REQUIREMENT
Gather every line holding the string "résidence".

GIVEN RECORDS
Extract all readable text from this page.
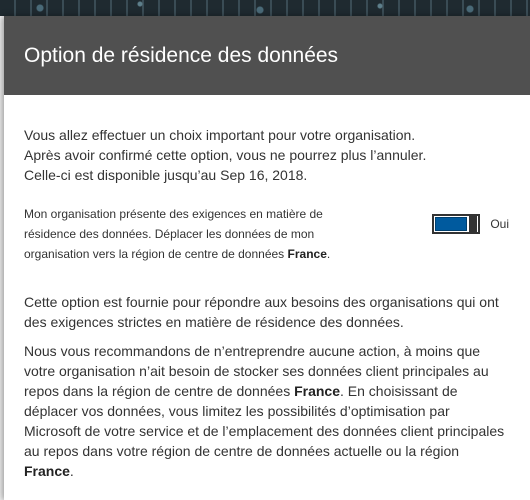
Option de résidence des données

Vous allez effectuer un choix important pour votre organisation.
Après avoir confirmé cette option, vous ne pourrez plus l’annuler.
Celle-ci est disponible jusqu’au Sep 16, 2018.

Mon organisation présente des exigences en matière de résidence des données. Déplacer les données de mon organisation vers la région de centre de données France.

Oui

Cette option est fournie pour répondre aux besoins des organisations qui ont des exigences strictes en matière de résidence des données.

Nous vous recommandons de n’entreprendre aucune action, à moins que votre organisation n’ait besoin de stocker ses données client principales au repos dans la région de centre de données France. En choisissant de déplacer vos données, vous limitez les possibilités d’optimisation par Microsoft de votre service et de l’emplacement des données client principales au repos dans votre région de centre de données actuelle ou la région France.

SOLUTION FOR THIS EXERCISE
Option de résidence des données
Mon organisation présente des exigences en matière de résidence des données. Déplacer les données de mon organisation vers la région de centre de données France.
Cette option est fournie pour répondre aux besoins des organisations qui ont des exigences strictes en matière de résidence des données.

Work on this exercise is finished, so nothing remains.